TEXTO DADO:
::::::::
10 de enero de 2019

Descubrí Belmont, la Little Italy del Bronx


Italia, la "bella Italia" tiene una enorme importancia en mi vida. 
Tanto como la tiene España
En ambos países están plantadas mis raíces. Cada vez que he estado allá sentí que un rompecabezas se acomodaba en mi interior. Muchas cosas tenían sentido. Caminar sus calles, mezclarme con su gente era algo tan natural. Casi formaba parte de mi vida. 
Pero ese tipo de experiencias tan personales se han repetido en otras latitudes. Me he encontrado caminando uno de los distritos más famosos de ManhattanLittle Italy, tratando de descubrir olores y sabores familiares. Si bien se trata de un paseo clásico para los visitantes de Nueva York, hace relativamente poco tiempo descubrí que la auténtica comunidad italiana se encuentra instalada en otro distrito del estado, fuera de la Gran Manzana. Conocer ese lugar había sido uno de los objetivos durante el último viaje. La genuina Italia-dentro-de-NY está emplazada en el Bronx, muy cerca del precioso Jardín Botánico de Nueva York, del que ya les he hablado en mi blog. Precisamente, cuando salí de ahí, caminé un largo rato con dirección a Belmont, hasta llegar, por fin, a la Pequeña Italia del Bronx.
::::::::
ENTRADAS EXTRAÍDAS:
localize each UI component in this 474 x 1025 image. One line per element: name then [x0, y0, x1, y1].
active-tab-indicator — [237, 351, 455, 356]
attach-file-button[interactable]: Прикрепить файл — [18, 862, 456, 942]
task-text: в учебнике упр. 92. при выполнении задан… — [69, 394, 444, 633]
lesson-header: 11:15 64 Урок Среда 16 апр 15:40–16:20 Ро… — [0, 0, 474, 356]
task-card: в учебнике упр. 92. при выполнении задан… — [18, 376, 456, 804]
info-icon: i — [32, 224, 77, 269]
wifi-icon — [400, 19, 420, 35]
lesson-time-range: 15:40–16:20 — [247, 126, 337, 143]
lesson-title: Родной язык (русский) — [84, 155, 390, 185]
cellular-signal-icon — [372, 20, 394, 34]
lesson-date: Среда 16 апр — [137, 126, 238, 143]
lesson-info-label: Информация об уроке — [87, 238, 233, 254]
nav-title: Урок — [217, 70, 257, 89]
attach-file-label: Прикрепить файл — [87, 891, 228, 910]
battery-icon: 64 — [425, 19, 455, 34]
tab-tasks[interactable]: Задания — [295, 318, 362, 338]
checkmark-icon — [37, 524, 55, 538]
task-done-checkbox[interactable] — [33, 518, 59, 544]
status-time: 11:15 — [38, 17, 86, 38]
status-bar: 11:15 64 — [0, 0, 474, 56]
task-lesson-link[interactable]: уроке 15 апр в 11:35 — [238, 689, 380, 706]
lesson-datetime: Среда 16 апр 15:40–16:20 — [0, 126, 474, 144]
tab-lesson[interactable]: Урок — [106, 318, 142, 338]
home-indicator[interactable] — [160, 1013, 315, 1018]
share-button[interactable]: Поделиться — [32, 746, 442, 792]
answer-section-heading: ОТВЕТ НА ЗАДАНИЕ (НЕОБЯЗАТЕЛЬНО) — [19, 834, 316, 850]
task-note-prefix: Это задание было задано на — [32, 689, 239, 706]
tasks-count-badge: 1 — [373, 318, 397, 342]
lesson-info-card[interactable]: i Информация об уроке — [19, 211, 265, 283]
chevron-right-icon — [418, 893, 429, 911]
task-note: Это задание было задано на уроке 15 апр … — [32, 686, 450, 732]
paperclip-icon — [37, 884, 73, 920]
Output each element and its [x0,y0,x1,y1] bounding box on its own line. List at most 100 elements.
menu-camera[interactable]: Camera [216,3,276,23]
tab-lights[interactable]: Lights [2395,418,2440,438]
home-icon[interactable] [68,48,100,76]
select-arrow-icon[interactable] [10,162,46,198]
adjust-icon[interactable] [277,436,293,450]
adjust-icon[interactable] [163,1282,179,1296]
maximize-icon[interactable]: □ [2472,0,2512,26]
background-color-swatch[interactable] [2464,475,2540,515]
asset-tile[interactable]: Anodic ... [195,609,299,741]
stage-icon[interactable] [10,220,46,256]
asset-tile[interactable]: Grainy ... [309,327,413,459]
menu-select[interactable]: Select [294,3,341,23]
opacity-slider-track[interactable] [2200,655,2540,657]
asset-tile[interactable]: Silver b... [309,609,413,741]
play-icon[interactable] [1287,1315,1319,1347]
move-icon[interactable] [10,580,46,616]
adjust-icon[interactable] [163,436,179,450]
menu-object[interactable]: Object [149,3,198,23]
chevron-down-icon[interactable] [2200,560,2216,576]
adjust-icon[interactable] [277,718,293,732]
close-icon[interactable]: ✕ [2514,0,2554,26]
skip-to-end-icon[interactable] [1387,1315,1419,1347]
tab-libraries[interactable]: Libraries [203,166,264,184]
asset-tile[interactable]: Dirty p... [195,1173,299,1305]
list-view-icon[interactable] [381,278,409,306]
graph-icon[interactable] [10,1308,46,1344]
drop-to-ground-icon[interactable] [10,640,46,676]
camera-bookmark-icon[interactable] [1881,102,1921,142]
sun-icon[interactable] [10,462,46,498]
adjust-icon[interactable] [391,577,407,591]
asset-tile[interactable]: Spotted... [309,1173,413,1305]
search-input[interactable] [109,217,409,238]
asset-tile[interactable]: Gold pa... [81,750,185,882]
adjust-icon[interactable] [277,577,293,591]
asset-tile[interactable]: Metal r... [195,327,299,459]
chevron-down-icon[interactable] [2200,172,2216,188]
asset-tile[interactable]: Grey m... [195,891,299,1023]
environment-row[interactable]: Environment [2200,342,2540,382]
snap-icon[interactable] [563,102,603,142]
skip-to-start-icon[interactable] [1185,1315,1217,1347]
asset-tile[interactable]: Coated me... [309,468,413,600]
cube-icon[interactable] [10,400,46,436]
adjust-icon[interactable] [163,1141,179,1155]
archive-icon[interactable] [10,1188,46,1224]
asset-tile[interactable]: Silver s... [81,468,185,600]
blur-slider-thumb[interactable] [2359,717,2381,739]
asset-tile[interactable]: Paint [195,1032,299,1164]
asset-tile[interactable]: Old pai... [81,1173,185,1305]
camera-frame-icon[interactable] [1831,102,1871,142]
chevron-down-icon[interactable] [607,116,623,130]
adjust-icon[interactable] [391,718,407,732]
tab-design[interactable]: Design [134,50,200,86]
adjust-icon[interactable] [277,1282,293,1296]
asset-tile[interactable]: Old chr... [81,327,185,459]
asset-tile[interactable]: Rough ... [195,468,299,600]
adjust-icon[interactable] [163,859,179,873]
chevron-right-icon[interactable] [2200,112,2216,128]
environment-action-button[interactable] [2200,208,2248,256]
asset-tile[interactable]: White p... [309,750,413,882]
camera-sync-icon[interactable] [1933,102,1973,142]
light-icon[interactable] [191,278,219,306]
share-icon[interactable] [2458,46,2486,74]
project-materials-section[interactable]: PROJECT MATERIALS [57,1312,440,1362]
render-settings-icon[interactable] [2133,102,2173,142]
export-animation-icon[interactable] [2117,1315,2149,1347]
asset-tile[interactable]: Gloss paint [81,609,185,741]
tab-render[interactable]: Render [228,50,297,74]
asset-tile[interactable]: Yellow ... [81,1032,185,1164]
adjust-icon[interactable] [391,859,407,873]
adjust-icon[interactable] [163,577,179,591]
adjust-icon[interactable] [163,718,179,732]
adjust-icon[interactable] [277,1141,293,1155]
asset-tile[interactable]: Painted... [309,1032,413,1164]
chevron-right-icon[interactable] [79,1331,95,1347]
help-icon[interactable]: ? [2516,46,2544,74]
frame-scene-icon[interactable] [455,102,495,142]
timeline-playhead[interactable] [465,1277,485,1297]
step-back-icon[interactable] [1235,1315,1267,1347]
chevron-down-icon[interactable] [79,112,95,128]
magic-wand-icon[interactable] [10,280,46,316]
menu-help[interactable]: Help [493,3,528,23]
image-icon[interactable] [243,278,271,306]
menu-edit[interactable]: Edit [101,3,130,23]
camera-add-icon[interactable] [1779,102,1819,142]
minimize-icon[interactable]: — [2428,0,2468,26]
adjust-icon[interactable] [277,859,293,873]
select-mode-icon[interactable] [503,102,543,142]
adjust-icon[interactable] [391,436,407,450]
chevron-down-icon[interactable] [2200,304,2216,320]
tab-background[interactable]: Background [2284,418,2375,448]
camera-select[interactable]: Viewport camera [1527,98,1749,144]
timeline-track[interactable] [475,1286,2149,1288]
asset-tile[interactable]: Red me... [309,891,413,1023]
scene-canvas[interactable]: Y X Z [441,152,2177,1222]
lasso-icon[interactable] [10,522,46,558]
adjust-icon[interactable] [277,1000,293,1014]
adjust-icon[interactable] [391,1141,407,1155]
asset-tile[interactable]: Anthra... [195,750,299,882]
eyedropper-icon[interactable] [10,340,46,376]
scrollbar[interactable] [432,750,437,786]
::::::::
PREGUNTAS:
1/ Según el texto sobre Belmont, ¿cerca de qué lugar se encuentra la Pequeña Italia del Bronx?
2/ Resume en dos oraciones el texto sobre Belmont.

TUS RESPUESTAS:
1/ Muy cerca del Jardín Botánico de Nueva York.

2/ Quien escribe tiene sus raíces en Italia y en España, y recorrer esos países le resulta algo natural. Tras descubrir que la auténtica comunidad italiana de Nueva York está en el Bronx, fuera de la Gran Manzana, caminó desde el Jardín Botánico de Nueva York hasta Belmont, la Pequeña Italia del Bronx.